++++ Given records ++++
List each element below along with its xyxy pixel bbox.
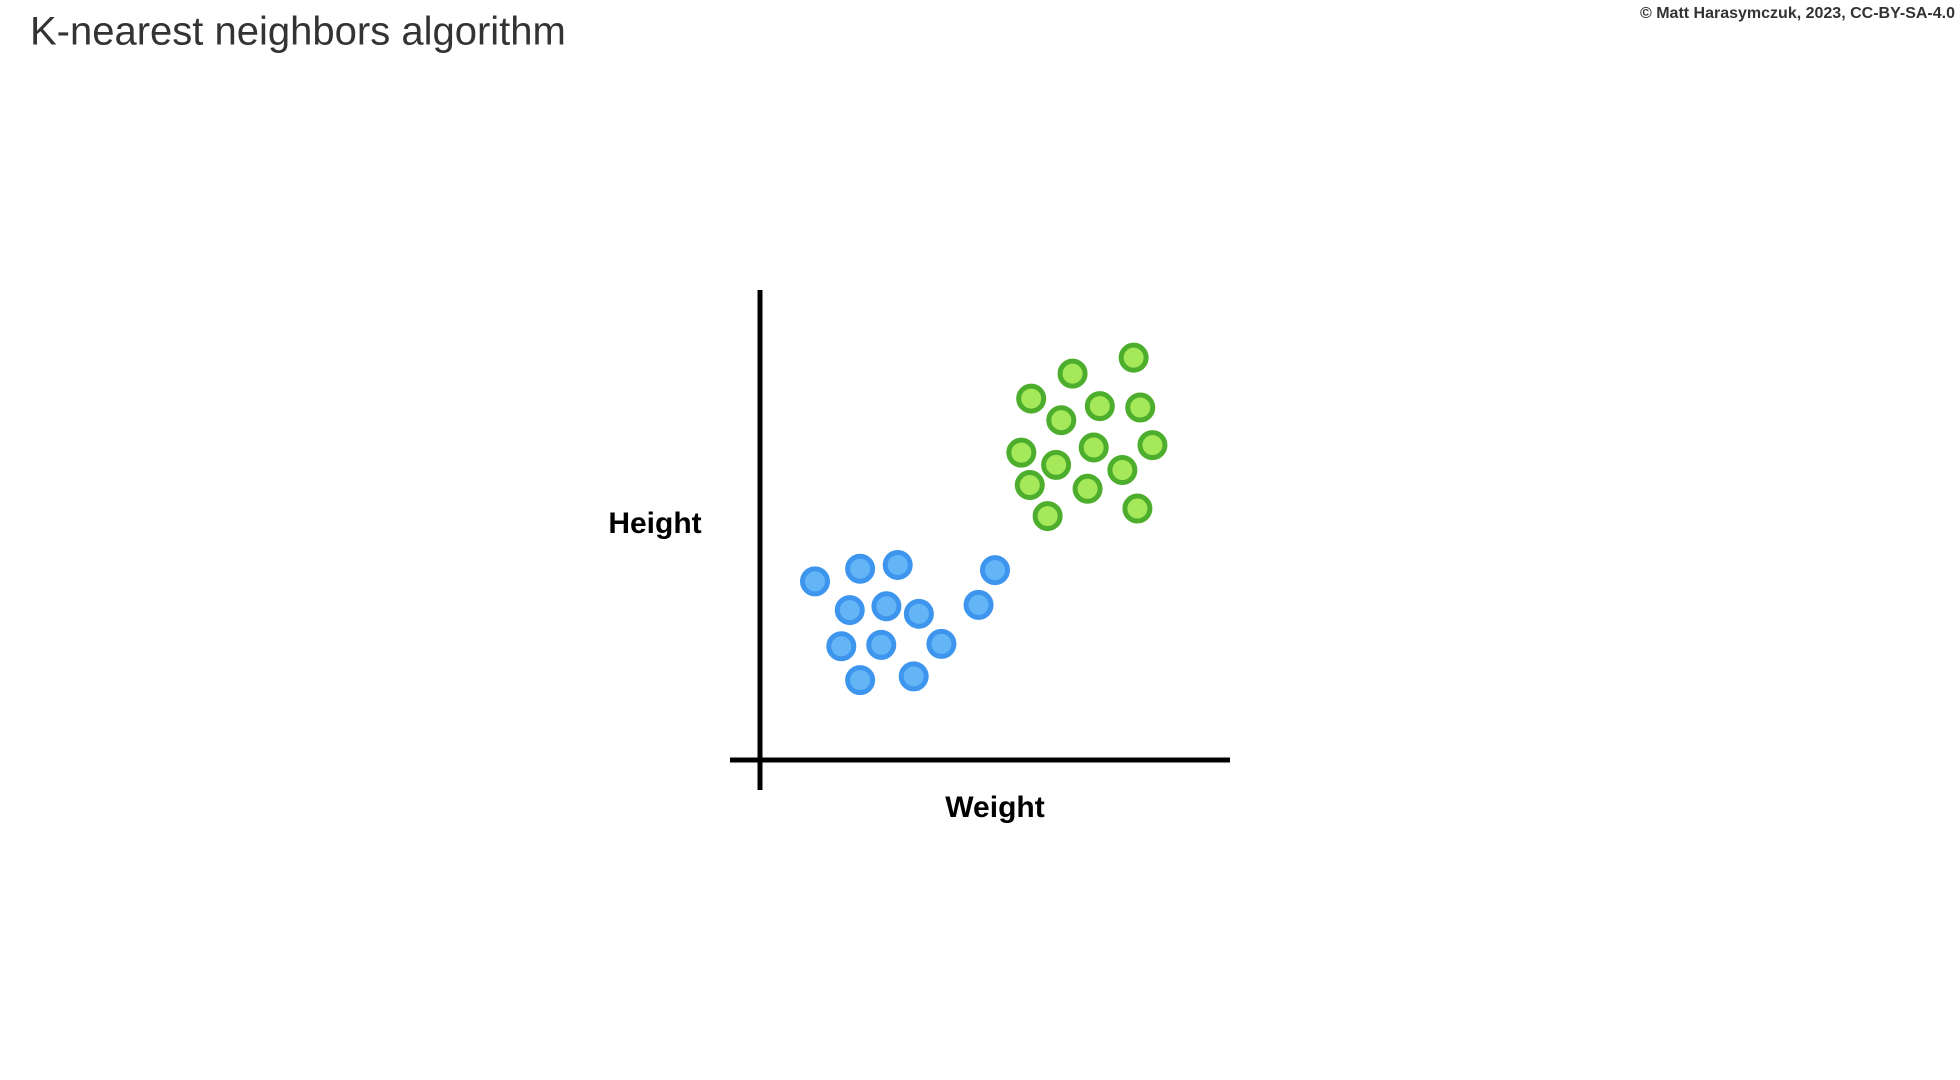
data-point — [1084, 391, 1115, 422]
data-point — [926, 628, 957, 659]
data-point — [1122, 493, 1153, 524]
x-axis-label: Weight — [945, 791, 1044, 824]
data-point — [1137, 430, 1168, 461]
data-point — [898, 661, 929, 692]
y-axis-label: Height — [608, 507, 701, 540]
chart-title: K-nearest neighbors algorithm — [30, 10, 566, 54]
data-point — [834, 595, 865, 626]
data-point — [1041, 449, 1072, 480]
data-point — [1006, 437, 1037, 468]
data-point — [1078, 432, 1109, 463]
data-point — [871, 591, 902, 622]
data-point — [903, 598, 934, 629]
data-point — [799, 566, 830, 597]
data-point — [1057, 358, 1088, 389]
data-point — [1016, 383, 1047, 414]
credit: © Matt Harasymczuk, 2023, CC-BY-SA-4.0 — [1640, 5, 1955, 22]
data-point — [963, 589, 994, 620]
data-point — [1014, 470, 1045, 501]
data-point — [1032, 501, 1063, 532]
data-point — [1072, 473, 1103, 504]
data-point — [1107, 455, 1138, 486]
data-point — [845, 665, 876, 696]
data-point — [1118, 342, 1149, 373]
data-point — [866, 629, 897, 660]
data-point — [826, 631, 857, 662]
data-point — [882, 549, 913, 580]
data-point — [980, 555, 1010, 586]
data-point — [845, 553, 876, 584]
data-point — [1046, 405, 1077, 436]
data-point — [1125, 392, 1156, 423]
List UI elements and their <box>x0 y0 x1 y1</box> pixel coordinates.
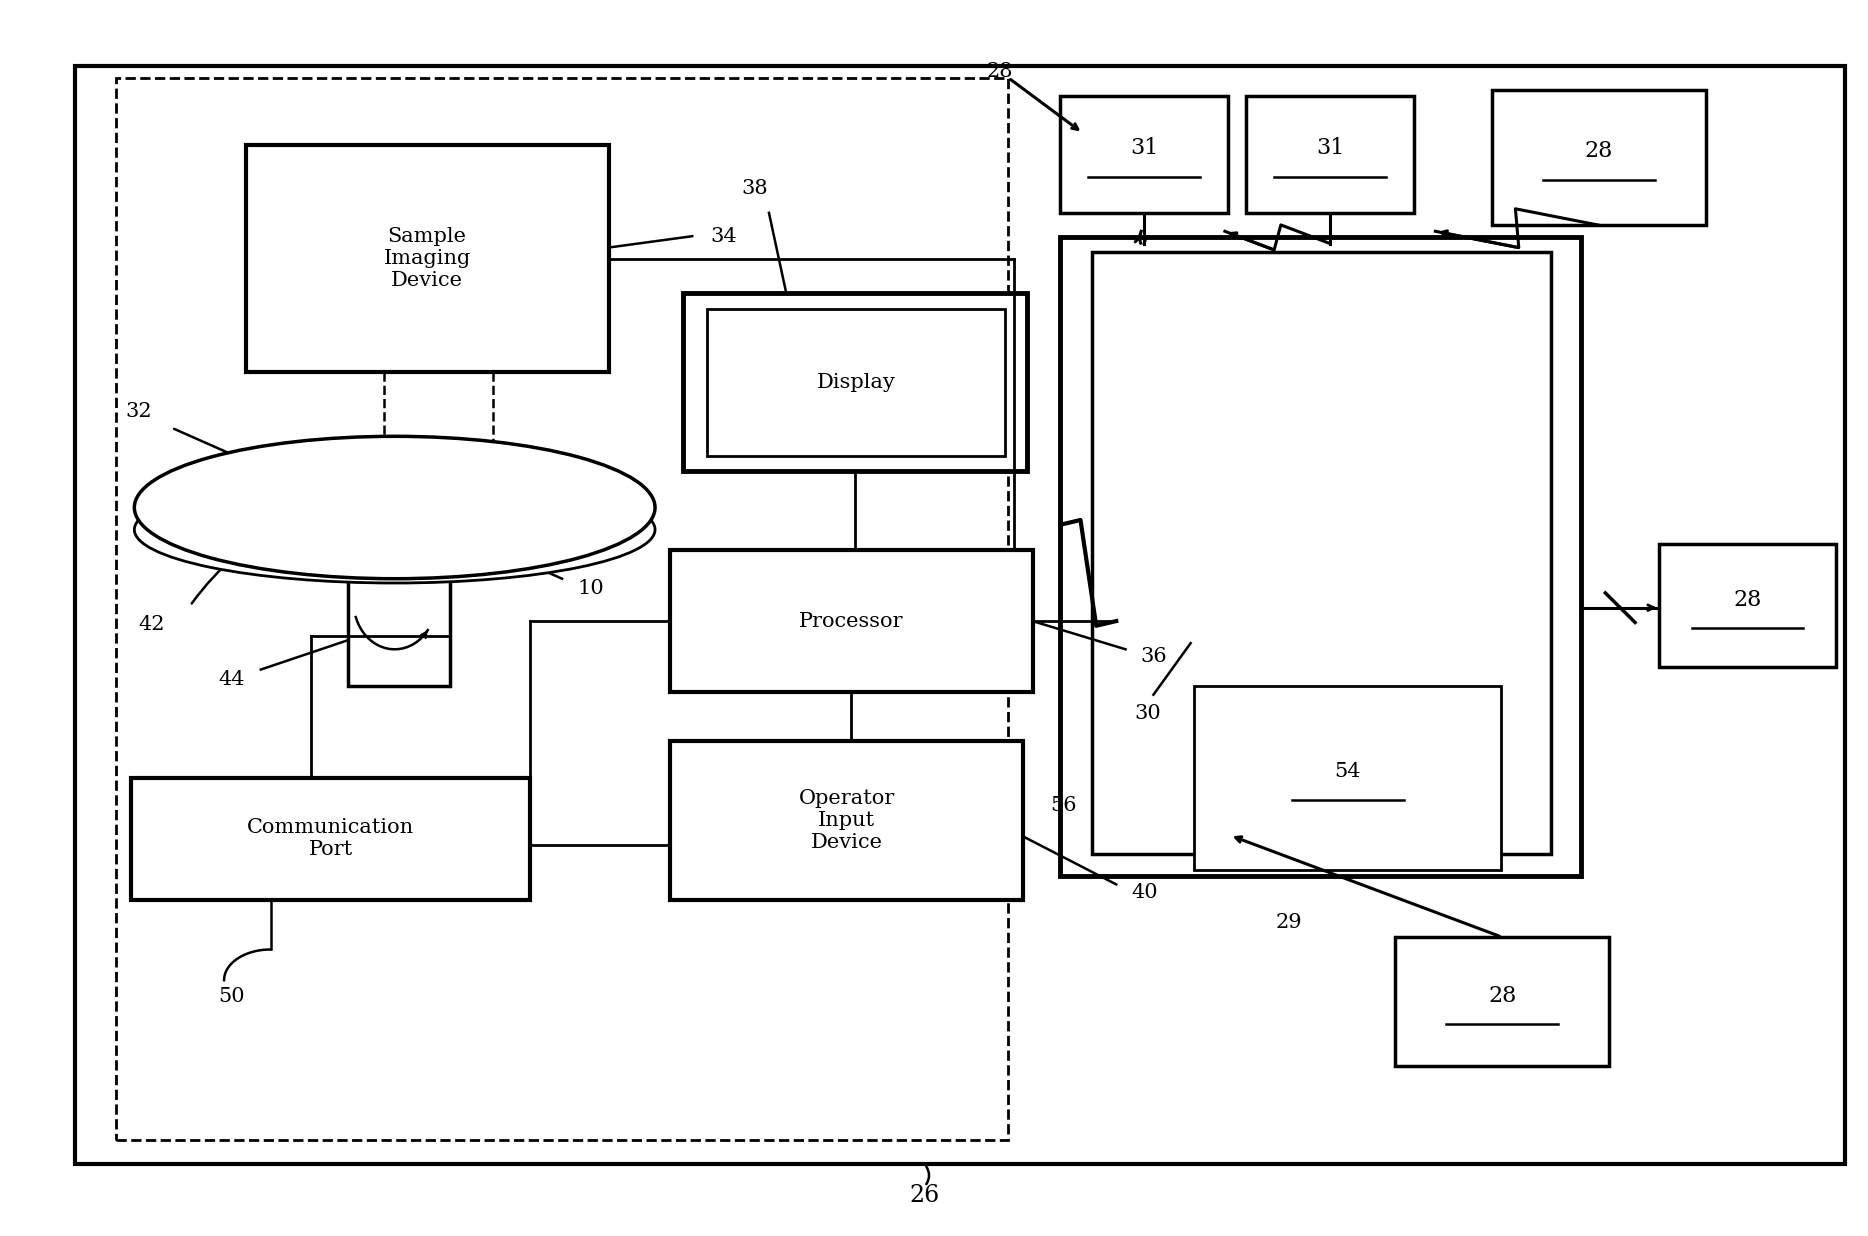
++++
[Set task] Can you rewrite the listing lines, starting with the line with "data-point — [1084, 391, 1115, 422]" and going on through the line with "data-point — [834, 595, 865, 626]", with "Weight" swapped for "Mass" and nothing else changed? Give only those lines.

[Written solution]
data-point — [1084, 391, 1115, 422]
data-point — [926, 628, 957, 659]
data-point — [1122, 493, 1153, 524]
x-axis-label: Mass — [945, 791, 1044, 824]
data-point — [1137, 430, 1168, 461]
data-point — [898, 661, 929, 692]
y-axis-label: Height — [608, 507, 701, 540]
chart-title: K-nearest neighbors algorithm — [30, 10, 566, 54]
data-point — [834, 595, 865, 626]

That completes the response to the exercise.